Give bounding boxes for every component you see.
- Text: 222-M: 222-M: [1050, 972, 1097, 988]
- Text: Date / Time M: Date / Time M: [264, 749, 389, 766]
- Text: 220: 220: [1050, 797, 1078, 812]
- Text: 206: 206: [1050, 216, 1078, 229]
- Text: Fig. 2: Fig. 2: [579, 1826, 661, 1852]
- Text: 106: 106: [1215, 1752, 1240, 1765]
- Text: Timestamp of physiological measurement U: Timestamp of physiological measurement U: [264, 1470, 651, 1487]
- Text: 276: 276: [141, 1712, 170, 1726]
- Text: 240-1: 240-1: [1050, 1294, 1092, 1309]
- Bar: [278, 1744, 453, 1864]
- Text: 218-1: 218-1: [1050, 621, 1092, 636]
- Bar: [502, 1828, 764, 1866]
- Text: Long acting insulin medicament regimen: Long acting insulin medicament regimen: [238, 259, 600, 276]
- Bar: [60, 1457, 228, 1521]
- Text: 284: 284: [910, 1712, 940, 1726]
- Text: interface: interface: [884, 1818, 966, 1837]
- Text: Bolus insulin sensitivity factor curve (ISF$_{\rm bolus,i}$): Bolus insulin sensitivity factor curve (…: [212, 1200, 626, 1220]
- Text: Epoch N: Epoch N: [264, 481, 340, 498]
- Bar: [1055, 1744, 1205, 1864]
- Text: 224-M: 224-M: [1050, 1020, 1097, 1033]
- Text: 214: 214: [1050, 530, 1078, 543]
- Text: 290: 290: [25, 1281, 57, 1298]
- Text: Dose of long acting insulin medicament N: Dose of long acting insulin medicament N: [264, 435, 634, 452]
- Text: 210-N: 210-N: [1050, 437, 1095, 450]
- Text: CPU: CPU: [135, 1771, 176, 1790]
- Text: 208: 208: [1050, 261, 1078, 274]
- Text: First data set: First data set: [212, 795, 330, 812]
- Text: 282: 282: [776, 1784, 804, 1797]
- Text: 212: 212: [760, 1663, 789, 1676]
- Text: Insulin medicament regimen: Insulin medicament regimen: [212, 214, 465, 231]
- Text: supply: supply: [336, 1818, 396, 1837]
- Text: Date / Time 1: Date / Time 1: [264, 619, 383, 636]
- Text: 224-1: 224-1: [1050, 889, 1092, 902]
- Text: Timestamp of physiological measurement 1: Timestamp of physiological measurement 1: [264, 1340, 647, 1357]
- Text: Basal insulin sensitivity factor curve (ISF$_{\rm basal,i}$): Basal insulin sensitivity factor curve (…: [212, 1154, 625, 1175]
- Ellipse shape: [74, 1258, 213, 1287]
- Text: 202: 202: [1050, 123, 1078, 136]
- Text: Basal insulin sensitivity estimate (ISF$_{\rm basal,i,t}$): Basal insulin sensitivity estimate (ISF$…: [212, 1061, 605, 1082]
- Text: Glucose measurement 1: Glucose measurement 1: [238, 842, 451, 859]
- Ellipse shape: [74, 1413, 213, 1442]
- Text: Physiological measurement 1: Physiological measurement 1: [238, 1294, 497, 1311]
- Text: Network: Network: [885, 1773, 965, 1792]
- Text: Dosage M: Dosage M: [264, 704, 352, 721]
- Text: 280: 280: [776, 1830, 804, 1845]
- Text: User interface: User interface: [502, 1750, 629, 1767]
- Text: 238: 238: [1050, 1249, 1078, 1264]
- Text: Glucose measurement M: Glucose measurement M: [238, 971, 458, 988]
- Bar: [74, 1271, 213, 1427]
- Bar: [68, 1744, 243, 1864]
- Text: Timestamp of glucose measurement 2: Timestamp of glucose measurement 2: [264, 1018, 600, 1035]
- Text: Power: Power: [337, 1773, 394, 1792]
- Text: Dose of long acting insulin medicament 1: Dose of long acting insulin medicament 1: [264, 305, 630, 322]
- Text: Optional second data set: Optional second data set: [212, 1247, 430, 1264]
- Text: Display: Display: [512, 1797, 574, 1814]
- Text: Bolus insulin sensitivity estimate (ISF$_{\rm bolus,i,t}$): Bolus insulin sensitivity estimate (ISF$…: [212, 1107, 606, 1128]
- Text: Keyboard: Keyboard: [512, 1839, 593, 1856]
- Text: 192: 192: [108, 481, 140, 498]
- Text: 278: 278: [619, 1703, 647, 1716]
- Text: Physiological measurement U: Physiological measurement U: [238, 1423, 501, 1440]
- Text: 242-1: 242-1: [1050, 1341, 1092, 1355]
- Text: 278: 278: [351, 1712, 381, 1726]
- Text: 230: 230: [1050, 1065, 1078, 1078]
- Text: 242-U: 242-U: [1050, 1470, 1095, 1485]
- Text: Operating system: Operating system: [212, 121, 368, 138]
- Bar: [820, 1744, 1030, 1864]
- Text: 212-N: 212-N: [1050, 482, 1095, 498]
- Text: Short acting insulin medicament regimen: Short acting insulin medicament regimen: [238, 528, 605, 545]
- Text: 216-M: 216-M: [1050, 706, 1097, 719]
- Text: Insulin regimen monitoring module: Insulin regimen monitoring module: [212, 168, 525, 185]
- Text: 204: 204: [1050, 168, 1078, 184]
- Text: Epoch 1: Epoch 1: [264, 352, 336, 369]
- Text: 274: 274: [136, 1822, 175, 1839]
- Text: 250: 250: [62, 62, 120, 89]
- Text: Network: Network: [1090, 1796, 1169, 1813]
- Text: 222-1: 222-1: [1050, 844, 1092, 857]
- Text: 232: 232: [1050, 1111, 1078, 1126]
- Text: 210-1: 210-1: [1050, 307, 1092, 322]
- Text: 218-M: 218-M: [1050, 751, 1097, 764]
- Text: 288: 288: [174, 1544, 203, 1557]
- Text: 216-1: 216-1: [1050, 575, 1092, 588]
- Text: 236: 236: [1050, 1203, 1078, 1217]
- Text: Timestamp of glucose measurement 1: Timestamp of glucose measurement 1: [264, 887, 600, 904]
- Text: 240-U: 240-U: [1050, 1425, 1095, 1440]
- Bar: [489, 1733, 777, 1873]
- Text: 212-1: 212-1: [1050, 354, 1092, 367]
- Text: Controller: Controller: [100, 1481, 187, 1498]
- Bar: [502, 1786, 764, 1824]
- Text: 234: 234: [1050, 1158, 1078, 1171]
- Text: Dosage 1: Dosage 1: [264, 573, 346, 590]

★ ★ ★ ★

- **Directions for this task**: Rewrite the lines above so that every "Timestamp" becomes "Time stamp", with nothing else changed.

- **Written solution**:
Give bounding boxes for every component you see.
- Text: 222-M: 222-M: [1050, 972, 1097, 988]
- Text: Date / Time M: Date / Time M: [264, 749, 389, 766]
- Text: 220: 220: [1050, 797, 1078, 812]
- Text: 206: 206: [1050, 216, 1078, 229]
- Text: Fig. 2: Fig. 2: [579, 1826, 661, 1852]
- Text: 106: 106: [1215, 1752, 1240, 1765]
- Text: Time stamp of physiological measurement U: Time stamp of physiological measurement U: [264, 1470, 651, 1487]
- Text: 276: 276: [141, 1712, 170, 1726]
- Text: 240-1: 240-1: [1050, 1294, 1092, 1309]
- Bar: [278, 1744, 453, 1864]
- Text: 218-1: 218-1: [1050, 621, 1092, 636]
- Bar: [502, 1828, 764, 1866]
- Text: Long acting insulin medicament regimen: Long acting insulin medicament regimen: [238, 259, 600, 276]
- Bar: [60, 1457, 228, 1521]
- Text: 284: 284: [910, 1712, 940, 1726]
- Text: interface: interface: [884, 1818, 966, 1837]
- Text: Bolus insulin sensitivity factor curve (ISF$_{\rm bolus,i}$): Bolus insulin sensitivity factor curve (…: [212, 1200, 626, 1220]
- Text: Epoch N: Epoch N: [264, 481, 340, 498]
- Bar: [1055, 1744, 1205, 1864]
- Text: 224-M: 224-M: [1050, 1020, 1097, 1033]
- Text: 214: 214: [1050, 530, 1078, 543]
- Text: 290: 290: [25, 1281, 57, 1298]
- Text: Dose of long acting insulin medicament N: Dose of long acting insulin medicament N: [264, 435, 634, 452]
- Text: 210-N: 210-N: [1050, 437, 1095, 450]
- Text: CPU: CPU: [135, 1771, 176, 1790]
- Text: 208: 208: [1050, 261, 1078, 274]
- Text: First data set: First data set: [212, 795, 330, 812]
- Text: 282: 282: [776, 1784, 804, 1797]
- Text: 212: 212: [760, 1663, 789, 1676]
- Text: Insulin medicament regimen: Insulin medicament regimen: [212, 214, 465, 231]
- Text: supply: supply: [336, 1818, 396, 1837]
- Text: Date / Time 1: Date / Time 1: [264, 619, 383, 636]
- Text: 224-1: 224-1: [1050, 889, 1092, 902]
- Text: Time stamp of physiological measurement 1: Time stamp of physiological measurement 1: [264, 1340, 647, 1357]
- Text: Basal insulin sensitivity factor curve (ISF$_{\rm basal,i}$): Basal insulin sensitivity factor curve (…: [212, 1154, 625, 1175]
- Ellipse shape: [74, 1258, 213, 1287]
- Text: 202: 202: [1050, 123, 1078, 136]
- Text: Basal insulin sensitivity estimate (ISF$_{\rm basal,i,t}$): Basal insulin sensitivity estimate (ISF$…: [212, 1061, 605, 1082]
- Text: Glucose measurement 1: Glucose measurement 1: [238, 842, 451, 859]
- Ellipse shape: [74, 1413, 213, 1442]
- Text: Physiological measurement 1: Physiological measurement 1: [238, 1294, 497, 1311]
- Text: Network: Network: [885, 1773, 965, 1792]
- Text: Dosage M: Dosage M: [264, 704, 352, 721]
- Text: 280: 280: [776, 1830, 804, 1845]
- Text: User interface: User interface: [502, 1750, 629, 1767]
- Text: 238: 238: [1050, 1249, 1078, 1264]
- Text: Glucose measurement M: Glucose measurement M: [238, 971, 458, 988]
- Bar: [74, 1271, 213, 1427]
- Bar: [68, 1744, 243, 1864]
- Text: Time stamp of glucose measurement 2: Time stamp of glucose measurement 2: [264, 1018, 600, 1035]
- Text: Power: Power: [337, 1773, 394, 1792]
- Text: Dose of long acting insulin medicament 1: Dose of long acting insulin medicament 1: [264, 305, 630, 322]
- Text: Optional second data set: Optional second data set: [212, 1247, 430, 1264]
- Text: Display: Display: [512, 1797, 574, 1814]
- Text: Bolus insulin sensitivity estimate (ISF$_{\rm bolus,i,t}$): Bolus insulin sensitivity estimate (ISF$…: [212, 1107, 606, 1128]
- Text: Keyboard: Keyboard: [512, 1839, 593, 1856]
- Text: 192: 192: [108, 481, 140, 498]
- Text: 278: 278: [619, 1703, 647, 1716]
- Text: Physiological measurement U: Physiological measurement U: [238, 1423, 501, 1440]
- Text: 242-1: 242-1: [1050, 1341, 1092, 1355]
- Text: 278: 278: [351, 1712, 381, 1726]
- Text: 230: 230: [1050, 1065, 1078, 1078]
- Text: 242-U: 242-U: [1050, 1470, 1095, 1485]
- Text: Operating system: Operating system: [212, 121, 368, 138]
- Bar: [820, 1744, 1030, 1864]
- Text: 212-N: 212-N: [1050, 482, 1095, 498]
- Text: Short acting insulin medicament regimen: Short acting insulin medicament regimen: [238, 528, 605, 545]
- Text: 216-M: 216-M: [1050, 706, 1097, 719]
- Text: Insulin regimen monitoring module: Insulin regimen monitoring module: [212, 168, 525, 185]
- Text: 204: 204: [1050, 168, 1078, 184]
- Text: Epoch 1: Epoch 1: [264, 352, 336, 369]
- Text: 274: 274: [136, 1822, 175, 1839]
- Text: 250: 250: [62, 62, 120, 89]
- Text: Network: Network: [1090, 1796, 1169, 1813]
- Text: 222-1: 222-1: [1050, 844, 1092, 857]
- Text: 232: 232: [1050, 1111, 1078, 1126]
- Text: 210-1: 210-1: [1050, 307, 1092, 322]
- Text: 218-M: 218-M: [1050, 751, 1097, 764]
- Text: 288: 288: [174, 1544, 203, 1557]
- Text: 216-1: 216-1: [1050, 575, 1092, 588]
- Text: 236: 236: [1050, 1203, 1078, 1217]
- Text: Time stamp of glucose measurement 1: Time stamp of glucose measurement 1: [264, 887, 600, 904]
- Text: 240-U: 240-U: [1050, 1425, 1095, 1440]
- Bar: [489, 1733, 777, 1873]
- Text: 212-1: 212-1: [1050, 354, 1092, 367]
- Text: Controller: Controller: [100, 1481, 187, 1498]
- Bar: [502, 1786, 764, 1824]
- Text: 234: 234: [1050, 1158, 1078, 1171]
- Text: Dosage 1: Dosage 1: [264, 573, 346, 590]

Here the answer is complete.